WHAT IS NEEDED: Will you give the material below again, every line exactly as it is?

DATA RECORDS:

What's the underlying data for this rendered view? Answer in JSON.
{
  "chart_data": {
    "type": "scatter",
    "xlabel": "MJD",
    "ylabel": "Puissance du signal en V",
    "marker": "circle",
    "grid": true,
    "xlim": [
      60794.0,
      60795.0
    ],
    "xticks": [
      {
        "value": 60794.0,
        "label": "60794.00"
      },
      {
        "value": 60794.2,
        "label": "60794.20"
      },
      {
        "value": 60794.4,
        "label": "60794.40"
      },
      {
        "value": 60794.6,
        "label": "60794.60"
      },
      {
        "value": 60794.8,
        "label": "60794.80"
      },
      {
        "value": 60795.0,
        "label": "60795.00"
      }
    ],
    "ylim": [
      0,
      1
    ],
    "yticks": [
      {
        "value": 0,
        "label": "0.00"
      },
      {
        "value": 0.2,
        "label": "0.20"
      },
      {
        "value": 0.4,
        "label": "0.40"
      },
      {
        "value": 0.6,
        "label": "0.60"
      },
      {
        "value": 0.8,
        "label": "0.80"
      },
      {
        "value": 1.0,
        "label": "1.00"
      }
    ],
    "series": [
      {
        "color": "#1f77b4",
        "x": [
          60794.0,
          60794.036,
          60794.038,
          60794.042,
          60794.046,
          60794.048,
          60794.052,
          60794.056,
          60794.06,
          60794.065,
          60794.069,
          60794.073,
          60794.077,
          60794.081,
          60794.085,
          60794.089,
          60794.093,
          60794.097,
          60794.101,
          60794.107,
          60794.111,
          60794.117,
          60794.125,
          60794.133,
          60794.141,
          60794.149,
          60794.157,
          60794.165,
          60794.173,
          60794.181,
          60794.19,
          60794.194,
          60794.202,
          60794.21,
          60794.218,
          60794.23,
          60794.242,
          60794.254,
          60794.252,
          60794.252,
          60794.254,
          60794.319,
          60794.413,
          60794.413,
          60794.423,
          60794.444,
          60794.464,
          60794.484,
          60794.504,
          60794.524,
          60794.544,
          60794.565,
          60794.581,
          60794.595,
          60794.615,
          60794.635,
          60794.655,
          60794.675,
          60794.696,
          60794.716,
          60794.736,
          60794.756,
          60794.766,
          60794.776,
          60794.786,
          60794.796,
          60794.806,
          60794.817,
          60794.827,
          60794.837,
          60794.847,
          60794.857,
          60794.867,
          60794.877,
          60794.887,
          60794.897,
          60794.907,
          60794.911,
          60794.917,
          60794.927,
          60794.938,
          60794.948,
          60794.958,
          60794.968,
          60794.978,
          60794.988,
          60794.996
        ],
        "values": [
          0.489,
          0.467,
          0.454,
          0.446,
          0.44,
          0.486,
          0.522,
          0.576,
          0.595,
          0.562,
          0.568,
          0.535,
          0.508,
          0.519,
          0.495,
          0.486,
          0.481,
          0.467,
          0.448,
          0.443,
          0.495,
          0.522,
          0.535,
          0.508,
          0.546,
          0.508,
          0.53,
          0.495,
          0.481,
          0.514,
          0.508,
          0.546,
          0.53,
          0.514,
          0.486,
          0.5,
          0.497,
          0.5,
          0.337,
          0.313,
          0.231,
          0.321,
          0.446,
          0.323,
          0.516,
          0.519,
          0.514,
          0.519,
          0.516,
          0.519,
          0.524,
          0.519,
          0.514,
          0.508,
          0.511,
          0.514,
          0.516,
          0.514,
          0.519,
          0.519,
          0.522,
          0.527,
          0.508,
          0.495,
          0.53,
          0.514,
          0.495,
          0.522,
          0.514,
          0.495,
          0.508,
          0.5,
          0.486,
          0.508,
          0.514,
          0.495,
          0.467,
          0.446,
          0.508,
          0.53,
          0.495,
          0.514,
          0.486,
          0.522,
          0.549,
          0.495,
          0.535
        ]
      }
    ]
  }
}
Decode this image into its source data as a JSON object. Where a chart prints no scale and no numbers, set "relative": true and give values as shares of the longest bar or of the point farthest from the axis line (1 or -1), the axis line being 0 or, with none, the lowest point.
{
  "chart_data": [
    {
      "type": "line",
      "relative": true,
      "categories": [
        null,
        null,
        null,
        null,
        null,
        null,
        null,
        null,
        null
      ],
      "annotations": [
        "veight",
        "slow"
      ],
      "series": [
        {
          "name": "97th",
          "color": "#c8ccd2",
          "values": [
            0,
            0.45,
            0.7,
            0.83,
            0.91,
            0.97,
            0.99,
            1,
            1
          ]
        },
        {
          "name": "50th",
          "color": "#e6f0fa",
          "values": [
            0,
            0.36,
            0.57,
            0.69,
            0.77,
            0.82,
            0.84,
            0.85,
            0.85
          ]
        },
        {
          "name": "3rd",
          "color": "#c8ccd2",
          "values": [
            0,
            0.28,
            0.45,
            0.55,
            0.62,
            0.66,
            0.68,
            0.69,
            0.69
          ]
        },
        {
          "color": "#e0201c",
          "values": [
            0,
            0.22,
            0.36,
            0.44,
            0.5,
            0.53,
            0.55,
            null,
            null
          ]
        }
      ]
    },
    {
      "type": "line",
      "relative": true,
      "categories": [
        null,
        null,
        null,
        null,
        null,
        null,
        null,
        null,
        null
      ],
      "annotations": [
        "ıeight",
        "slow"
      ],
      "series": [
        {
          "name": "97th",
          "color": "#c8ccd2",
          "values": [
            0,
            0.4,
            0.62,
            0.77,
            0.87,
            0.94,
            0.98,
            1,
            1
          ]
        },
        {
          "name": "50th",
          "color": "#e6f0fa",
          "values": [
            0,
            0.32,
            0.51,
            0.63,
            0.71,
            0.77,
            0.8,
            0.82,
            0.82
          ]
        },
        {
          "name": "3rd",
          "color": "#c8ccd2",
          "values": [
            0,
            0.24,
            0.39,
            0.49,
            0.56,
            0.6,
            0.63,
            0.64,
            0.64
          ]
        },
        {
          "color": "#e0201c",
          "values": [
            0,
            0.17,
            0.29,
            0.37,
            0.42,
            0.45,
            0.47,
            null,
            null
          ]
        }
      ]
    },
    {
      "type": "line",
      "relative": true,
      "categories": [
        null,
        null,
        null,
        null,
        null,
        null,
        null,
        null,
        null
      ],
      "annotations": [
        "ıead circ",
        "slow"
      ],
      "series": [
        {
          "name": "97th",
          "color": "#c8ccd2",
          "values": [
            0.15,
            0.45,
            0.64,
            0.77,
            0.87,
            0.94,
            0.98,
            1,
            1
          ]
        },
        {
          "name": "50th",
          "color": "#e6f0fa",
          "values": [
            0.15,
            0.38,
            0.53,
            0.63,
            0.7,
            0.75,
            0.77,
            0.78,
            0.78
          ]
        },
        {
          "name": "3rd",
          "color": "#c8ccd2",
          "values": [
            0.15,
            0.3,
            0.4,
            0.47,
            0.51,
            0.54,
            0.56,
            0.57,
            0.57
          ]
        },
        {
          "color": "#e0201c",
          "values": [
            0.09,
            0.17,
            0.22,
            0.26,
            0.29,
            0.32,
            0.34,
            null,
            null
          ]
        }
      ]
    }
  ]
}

ANSWER TO THE TASK:
What's the underlying data for this rendered view? Answer in JSON.
{
  "chart_data": {
    "type": "scatter",
    "xlabel": "MJD",
    "ylabel": "Puissance du signal en V",
    "marker": "circle",
    "grid": true,
    "xlim": [
      60794.0,
      60795.0
    ],
    "xticks": [
      {
        "value": 60794.0,
        "label": "60794.00"
      },
      {
        "value": 60794.2,
        "label": "60794.20"
      },
      {
        "value": 60794.4,
        "label": "60794.40"
      },
      {
        "value": 60794.6,
        "label": "60794.60"
      },
      {
        "value": 60794.8,
        "label": "60794.80"
      },
      {
        "value": 60795.0,
        "label": "60795.00"
      }
    ],
    "ylim": [
      0,
      1
    ],
    "yticks": [
      {
        "value": 0,
        "label": "0.00"
      },
      {
        "value": 0.2,
        "label": "0.20"
      },
      {
        "value": 0.4,
        "label": "0.40"
      },
      {
        "value": 0.6,
        "label": "0.60"
      },
      {
        "value": 0.8,
        "label": "0.80"
      },
      {
        "value": 1.0,
        "label": "1.00"
      }
    ],
    "series": [
      {
        "color": "#1f77b4",
        "x": [
          60794.0,
          60794.036,
          60794.038,
          60794.042,
          60794.046,
          60794.048,
          60794.052,
          60794.056,
          60794.06,
          60794.065,
          60794.069,
          60794.073,
          60794.077,
          60794.081,
          60794.085,
          60794.089,
          60794.093,
          60794.097,
          60794.101,
          60794.107,
          60794.111,
          60794.117,
          60794.125,
          60794.133,
          60794.141,
          60794.149,
          60794.157,
          60794.165,
          60794.173,
          60794.181,
          60794.19,
          60794.194,
          60794.202,
          60794.21,
          60794.218,
          60794.23,
          60794.242,
          60794.254,
          60794.252,
          60794.252,
          60794.254,
          60794.319,
          60794.413,
          60794.413,
          60794.423,
          60794.444,
          60794.464,
          60794.484,
          60794.504,
          60794.524,
          60794.544,
          60794.565,
          60794.581,
          60794.595,
          60794.615,
          60794.635,
          60794.655,
          60794.675,
          60794.696,
          60794.716,
          60794.736,
          60794.756,
          60794.766,
          60794.776,
          60794.786,
          60794.796,
          60794.806,
          60794.817,
          60794.827,
          60794.837,
          60794.847,
          60794.857,
          60794.867,
          60794.877,
          60794.887,
          60794.897,
          60794.907,
          60794.911,
          60794.917,
          60794.927,
          60794.938,
          60794.948,
          60794.958,
          60794.968,
          60794.978,
          60794.988,
          60794.996
        ],
        "values": [
          0.489,
          0.467,
          0.454,
          0.446,
          0.44,
          0.486,
          0.522,
          0.576,
          0.595,
          0.562,
          0.568,
          0.535,
          0.508,
          0.519,
          0.495,
          0.486,
          0.481,
          0.467,
          0.448,
          0.443,
          0.495,
          0.522,
          0.535,
          0.508,
          0.546,
          0.508,
          0.53,
          0.495,
          0.481,
          0.514,
          0.508,
          0.546,
          0.53,
          0.514,
          0.486,
          0.5,
          0.497,
          0.5,
          0.337,
          0.313,
          0.231,
          0.321,
          0.446,
          0.323,
          0.516,
          0.519,
          0.514,
          0.519,
          0.516,
          0.519,
          0.524,
          0.519,
          0.514,
          0.508,
          0.511,
          0.514,
          0.516,
          0.514,
          0.519,
          0.519,
          0.522,
          0.527,
          0.508,
          0.495,
          0.53,
          0.514,
          0.495,
          0.522,
          0.514,
          0.495,
          0.508,
          0.5,
          0.486,
          0.508,
          0.514,
          0.495,
          0.467,
          0.446,
          0.508,
          0.53,
          0.495,
          0.514,
          0.486,
          0.522,
          0.549,
          0.495,
          0.535
        ]
      }
    ]
  }
}
Decode this image into its source data as a JSON object. Where a chart prints no scale and no numbers, set "relative": true and give values as shares of the longest bar or of the point farthest from the axis line (1 or -1), the axis line being 0 or, with none, the lowest point.
{
  "chart_data": [
    {
      "type": "line",
      "relative": true,
      "categories": [
        null,
        null,
        null,
        null,
        null,
        null,
        null,
        null,
        null
      ],
      "annotations": [
        "veight",
        "slow"
      ],
      "series": [
        {
          "name": "97th",
          "color": "#c8ccd2",
          "values": [
            0,
            0.45,
            0.7,
            0.83,
            0.91,
            0.97,
            0.99,
            1,
            1
          ]
        },
        {
          "name": "50th",
          "color": "#e6f0fa",
          "values": [
            0,
            0.36,
            0.57,
            0.69,
            0.77,
            0.82,
            0.84,
            0.85,
            0.85
          ]
        },
        {
          "name": "3rd",
          "color": "#c8ccd2",
          "values": [
            0,
            0.28,
            0.45,
            0.55,
            0.62,
            0.66,
            0.68,
            0.69,
            0.69
          ]
        },
        {
          "color": "#e0201c",
          "values": [
            0,
            0.22,
            0.36,
            0.44,
            0.5,
            0.53,
            0.55,
            null,
            null
          ]
        }
      ]
    },
    {
      "type": "line",
      "relative": true,
      "categories": [
        null,
        null,
        null,
        null,
        null,
        null,
        null,
        null,
        null
      ],
      "annotations": [
        "ıeight",
        "slow"
      ],
      "series": [
        {
          "name": "97th",
          "color": "#c8ccd2",
          "values": [
            0,
            0.4,
            0.62,
            0.77,
            0.87,
            0.94,
            0.98,
            1,
            1
          ]
        },
        {
          "name": "50th",
          "color": "#e6f0fa",
          "values": [
            0,
            0.32,
            0.51,
            0.63,
            0.71,
            0.77,
            0.8,
            0.82,
            0.82
          ]
        },
        {
          "name": "3rd",
          "color": "#c8ccd2",
          "values": [
            0,
            0.24,
            0.39,
            0.49,
            0.56,
            0.6,
            0.63,
            0.64,
            0.64
          ]
        },
        {
          "color": "#e0201c",
          "values": [
            0,
            0.17,
            0.29,
            0.37,
            0.42,
            0.45,
            0.47,
            null,
            null
          ]
        }
      ]
    },
    {
      "type": "line",
      "relative": true,
      "categories": [
        null,
        null,
        null,
        null,
        null,
        null,
        null,
        null,
        null
      ],
      "annotations": [
        "ıead circ",
        "slow"
      ],
      "series": [
        {
          "name": "97th",
          "color": "#c8ccd2",
          "values": [
            0.15,
            0.45,
            0.64,
            0.77,
            0.87,
            0.94,
            0.98,
            1,
            1
          ]
        },
        {
          "name": "50th",
          "color": "#e6f0fa",
          "values": [
            0.15,
            0.38,
            0.53,
            0.63,
            0.7,
            0.75,
            0.77,
            0.78,
            0.78
          ]
        },
        {
          "name": "3rd",
          "color": "#c8ccd2",
          "values": [
            0.15,
            0.3,
            0.4,
            0.47,
            0.51,
            0.54,
            0.56,
            0.57,
            0.57
          ]
        },
        {
          "color": "#e0201c",
          "values": [
            0.09,
            0.17,
            0.22,
            0.26,
            0.29,
            0.32,
            0.34,
            null,
            null
          ]
        }
      ]
    }
  ]
}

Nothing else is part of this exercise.